:: OBJECTIVE ::
Write out every line of the material exactly as it appears.

** start ENTRIES SHOWN **

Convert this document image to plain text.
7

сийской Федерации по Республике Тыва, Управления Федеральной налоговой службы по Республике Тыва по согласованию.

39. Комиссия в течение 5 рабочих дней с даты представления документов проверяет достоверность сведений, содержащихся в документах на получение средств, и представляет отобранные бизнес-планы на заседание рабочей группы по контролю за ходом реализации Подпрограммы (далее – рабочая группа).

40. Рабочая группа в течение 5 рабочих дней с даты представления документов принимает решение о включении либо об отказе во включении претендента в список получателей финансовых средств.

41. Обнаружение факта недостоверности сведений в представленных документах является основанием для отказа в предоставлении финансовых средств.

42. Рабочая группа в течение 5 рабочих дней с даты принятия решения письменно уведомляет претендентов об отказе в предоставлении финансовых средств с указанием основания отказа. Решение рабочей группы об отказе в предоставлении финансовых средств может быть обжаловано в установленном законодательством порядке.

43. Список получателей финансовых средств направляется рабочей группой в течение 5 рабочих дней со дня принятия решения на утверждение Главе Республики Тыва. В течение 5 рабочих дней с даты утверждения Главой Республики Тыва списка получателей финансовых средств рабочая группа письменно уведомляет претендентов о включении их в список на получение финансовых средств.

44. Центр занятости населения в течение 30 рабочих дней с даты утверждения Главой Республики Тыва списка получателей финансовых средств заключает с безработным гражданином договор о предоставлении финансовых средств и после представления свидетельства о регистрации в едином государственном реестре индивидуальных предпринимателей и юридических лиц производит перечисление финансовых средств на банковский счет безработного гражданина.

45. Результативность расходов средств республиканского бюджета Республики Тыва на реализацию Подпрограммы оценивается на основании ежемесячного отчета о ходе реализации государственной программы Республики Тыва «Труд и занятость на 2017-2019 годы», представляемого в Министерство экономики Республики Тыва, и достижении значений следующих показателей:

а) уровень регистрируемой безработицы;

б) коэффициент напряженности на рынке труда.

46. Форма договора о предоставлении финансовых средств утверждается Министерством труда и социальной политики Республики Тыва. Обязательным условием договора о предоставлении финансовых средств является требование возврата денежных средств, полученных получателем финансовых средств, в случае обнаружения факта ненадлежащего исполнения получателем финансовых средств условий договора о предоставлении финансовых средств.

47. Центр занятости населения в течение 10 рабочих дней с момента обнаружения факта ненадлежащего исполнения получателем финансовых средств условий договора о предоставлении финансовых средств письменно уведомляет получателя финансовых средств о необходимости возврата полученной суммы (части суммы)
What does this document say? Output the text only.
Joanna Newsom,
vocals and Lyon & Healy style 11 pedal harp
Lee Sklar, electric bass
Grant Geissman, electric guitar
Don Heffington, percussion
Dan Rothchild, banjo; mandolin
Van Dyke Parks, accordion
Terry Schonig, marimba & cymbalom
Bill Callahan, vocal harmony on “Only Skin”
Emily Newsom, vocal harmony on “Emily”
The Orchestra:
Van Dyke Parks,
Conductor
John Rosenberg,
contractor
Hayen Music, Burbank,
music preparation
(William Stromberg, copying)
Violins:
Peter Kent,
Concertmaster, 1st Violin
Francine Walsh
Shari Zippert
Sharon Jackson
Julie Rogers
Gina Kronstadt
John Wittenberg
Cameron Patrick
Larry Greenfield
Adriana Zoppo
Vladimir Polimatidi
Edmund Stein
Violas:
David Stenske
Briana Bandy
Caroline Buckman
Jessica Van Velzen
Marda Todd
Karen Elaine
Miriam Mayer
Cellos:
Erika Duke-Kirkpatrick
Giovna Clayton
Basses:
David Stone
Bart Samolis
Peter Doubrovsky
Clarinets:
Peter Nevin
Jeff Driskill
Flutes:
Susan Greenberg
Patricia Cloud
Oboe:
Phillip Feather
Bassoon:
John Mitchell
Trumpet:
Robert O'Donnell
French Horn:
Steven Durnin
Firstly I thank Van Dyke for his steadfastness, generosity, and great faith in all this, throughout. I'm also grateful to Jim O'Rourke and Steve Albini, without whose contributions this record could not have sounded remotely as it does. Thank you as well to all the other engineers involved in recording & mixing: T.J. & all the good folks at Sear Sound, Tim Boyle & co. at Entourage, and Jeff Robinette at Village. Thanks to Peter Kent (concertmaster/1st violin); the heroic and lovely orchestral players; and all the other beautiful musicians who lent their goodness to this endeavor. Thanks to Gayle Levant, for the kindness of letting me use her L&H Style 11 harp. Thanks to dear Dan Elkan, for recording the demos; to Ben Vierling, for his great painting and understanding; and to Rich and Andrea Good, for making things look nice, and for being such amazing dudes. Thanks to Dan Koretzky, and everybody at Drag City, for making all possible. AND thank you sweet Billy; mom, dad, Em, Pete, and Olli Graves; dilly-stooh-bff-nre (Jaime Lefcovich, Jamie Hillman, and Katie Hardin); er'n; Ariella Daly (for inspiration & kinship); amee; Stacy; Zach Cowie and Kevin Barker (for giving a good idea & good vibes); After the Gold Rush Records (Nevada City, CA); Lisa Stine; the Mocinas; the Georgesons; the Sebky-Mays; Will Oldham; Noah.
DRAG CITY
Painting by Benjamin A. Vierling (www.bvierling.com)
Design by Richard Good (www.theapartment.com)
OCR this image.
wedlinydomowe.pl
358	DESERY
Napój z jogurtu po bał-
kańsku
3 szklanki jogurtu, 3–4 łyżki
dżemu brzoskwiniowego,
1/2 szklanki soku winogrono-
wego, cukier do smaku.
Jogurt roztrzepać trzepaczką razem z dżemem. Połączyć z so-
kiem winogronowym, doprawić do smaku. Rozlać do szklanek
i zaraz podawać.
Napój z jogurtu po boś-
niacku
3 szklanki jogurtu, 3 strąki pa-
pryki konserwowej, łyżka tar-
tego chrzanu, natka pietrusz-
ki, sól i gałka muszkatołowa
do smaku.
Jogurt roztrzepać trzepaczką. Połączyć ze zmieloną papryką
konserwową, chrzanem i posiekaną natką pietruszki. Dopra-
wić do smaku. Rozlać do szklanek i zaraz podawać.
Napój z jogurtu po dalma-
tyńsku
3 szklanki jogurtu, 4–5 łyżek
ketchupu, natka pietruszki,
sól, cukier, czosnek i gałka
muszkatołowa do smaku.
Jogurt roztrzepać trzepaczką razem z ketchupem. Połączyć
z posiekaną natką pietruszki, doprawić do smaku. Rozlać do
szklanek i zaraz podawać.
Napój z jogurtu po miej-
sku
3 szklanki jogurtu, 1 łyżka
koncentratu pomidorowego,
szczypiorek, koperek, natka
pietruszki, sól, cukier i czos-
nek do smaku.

** end ENTRIES SHOWN **

:: TASK RESULT ::
Convert this document image to plain text.
7

сийской Федерации по Республике Тыва, Управления Федеральной налоговой службы по Республике Тыва по согласованию.

39. Комиссия в течение 5 рабочих дней с даты представления документов проверяет достоверность сведений, содержащихся в документах на получение средств, и представляет отобранные бизнес-планы на заседание рабочей группы по контролю за ходом реализации Подпрограммы (далее – рабочая группа).

40. Рабочая группа в течение 5 рабочих дней с даты представления документов принимает решение о включении либо об отказе во включении претендента в список получателей финансовых средств.

41. Обнаружение факта недостоверности сведений в представленных документах является основанием для отказа в предоставлении финансовых средств.

42. Рабочая группа в течение 5 рабочих дней с даты принятия решения письменно уведомляет претендентов об отказе в предоставлении финансовых средств с указанием основания отказа. Решение рабочей группы об отказе в предоставлении финансовых средств может быть обжаловано в установленном законодательством порядке.

43. Список получателей финансовых средств направляется рабочей группой в течение 5 рабочих дней со дня принятия решения на утверждение Главе Республики Тыва. В течение 5 рабочих дней с даты утверждения Главой Республики Тыва списка получателей финансовых средств рабочая группа письменно уведомляет претендентов о включении их в список на получение финансовых средств.

44. Центр занятости населения в течение 30 рабочих дней с даты утверждения Главой Республики Тыва списка получателей финансовых средств заключает с безработным гражданином договор о предоставлении финансовых средств и после представления свидетельства о регистрации в едином государственном реестре индивидуальных предпринимателей и юридических лиц производит перечисление финансовых средств на банковский счет безработного гражданина.

45. Результативность расходов средств республиканского бюджета Республики Тыва на реализацию Подпрограммы оценивается на основании ежемесячного отчета о ходе реализации государственной программы Республики Тыва «Труд и занятость на 2017-2019 годы», представляемого в Министерство экономики Республики Тыва, и достижении значений следующих показателей:

а) уровень регистрируемой безработицы;

б) коэффициент напряженности на рынке труда.

46. Форма договора о предоставлении финансовых средств утверждается Министерством труда и социальной политики Республики Тыва. Обязательным условием договора о предоставлении финансовых средств является требование возврата денежных средств, полученных получателем финансовых средств, в случае обнаружения факта ненадлежащего исполнения получателем финансовых средств условий договора о предоставлении финансовых средств.

47. Центр занятости населения в течение 10 рабочих дней с момента обнаружения факта ненадлежащего исполнения получателем финансовых средств условий договора о предоставлении финансовых средств письменно уведомляет получателя финансовых средств о необходимости возврата полученной суммы (части суммы)
What does this document say? Output the text only.
Joanna Newsom,
vocals and Lyon & Healy style 11 pedal harp
Lee Sklar, electric bass
Grant Geissman, electric guitar
Don Heffington, percussion
Dan Rothchild, banjo; mandolin
Van Dyke Parks, accordion
Terry Schonig, marimba & cymbalom
Bill Callahan, vocal harmony on “Only Skin”
Emily Newsom, vocal harmony on “Emily”
The Orchestra:
Van Dyke Parks,
Conductor
John Rosenberg,
contractor
Hayen Music, Burbank,
music preparation
(William Stromberg, copying)
Violins:
Peter Kent,
Concertmaster, 1st Violin
Francine Walsh
Shari Zippert
Sharon Jackson
Julie Rogers
Gina Kronstadt
John Wittenberg
Cameron Patrick
Larry Greenfield
Adriana Zoppo
Vladimir Polimatidi
Edmund Stein
Violas:
David Stenske
Briana Bandy
Caroline Buckman
Jessica Van Velzen
Marda Todd
Karen Elaine
Miriam Mayer
Cellos:
Erika Duke-Kirkpatrick
Giovna Clayton
Basses:
David Stone
Bart Samolis
Peter Doubrovsky
Clarinets:
Peter Nevin
Jeff Driskill
Flutes:
Susan Greenberg
Patricia Cloud
Oboe:
Phillip Feather
Bassoon:
John Mitchell
Trumpet:
Robert O'Donnell
French Horn:
Steven Durnin
Firstly I thank Van Dyke for his steadfastness, generosity, and great faith in all this, throughout. I'm also grateful to Jim O'Rourke and Steve Albini, without whose contributions this record could not have sounded remotely as it does. Thank you as well to all the other engineers involved in recording & mixing: T.J. & all the good folks at Sear Sound, Tim Boyle & co. at Entourage, and Jeff Robinette at Village. Thanks to Peter Kent (concertmaster/1st violin); the heroic and lovely orchestral players; and all the other beautiful musicians who lent their goodness to this endeavor. Thanks to Gayle Levant, for the kindness of letting me use her L&H Style 11 harp. Thanks to dear Dan Elkan, for recording the demos; to Ben Vierling, for his great painting and understanding; and to Rich and Andrea Good, for making things look nice, and for being such amazing dudes. Thanks to Dan Koretzky, and everybody at Drag City, for making all possible. AND thank you sweet Billy; mom, dad, Em, Pete, and Olli Graves; dilly-stooh-bff-nre (Jaime Lefcovich, Jamie Hillman, and Katie Hardin); er'n; Ariella Daly (for inspiration & kinship); amee; Stacy; Zach Cowie and Kevin Barker (for giving a good idea & good vibes); After the Gold Rush Records (Nevada City, CA); Lisa Stine; the Mocinas; the Georgesons; the Sebky-Mays; Will Oldham; Noah.
DRAG CITY
Painting by Benjamin A. Vierling (www.bvierling.com)
Design by Richard Good (www.theapartment.com)
OCR this image.
wedlinydomowe.pl
358	DESERY
Napój z jogurtu po bał-
kańsku
3 szklanki jogurtu, 3–4 łyżki
dżemu brzoskwiniowego,
1/2 szklanki soku winogrono-
wego, cukier do smaku.
Jogurt roztrzepać trzepaczką razem z dżemem. Połączyć z so-
kiem winogronowym, doprawić do smaku. Rozlać do szklanek
i zaraz podawać.
Napój z jogurtu po boś-
niacku
3 szklanki jogurtu, 3 strąki pa-
pryki konserwowej, łyżka tar-
tego chrzanu, natka pietrusz-
ki, sól i gałka muszkatołowa
do smaku.
Jogurt roztrzepać trzepaczką. Połączyć ze zmieloną papryką
konserwową, chrzanem i posiekaną natką pietruszki. Dopra-
wić do smaku. Rozlać do szklanek i zaraz podawać.
Napój z jogurtu po dalma-
tyńsku
3 szklanki jogurtu, 4–5 łyżek
ketchupu, natka pietruszki,
sól, cukier, czosnek i gałka
muszkatołowa do smaku.
Jogurt roztrzepać trzepaczką razem z ketchupem. Połączyć
z posiekaną natką pietruszki, doprawić do smaku. Rozlać do
szklanek i zaraz podawać.
Napój z jogurtu po miej-
sku
3 szklanki jogurtu, 1 łyżka
koncentratu pomidorowego,
szczypiorek, koperek, natka
pietruszki, sól, cukier i czos-
nek do smaku.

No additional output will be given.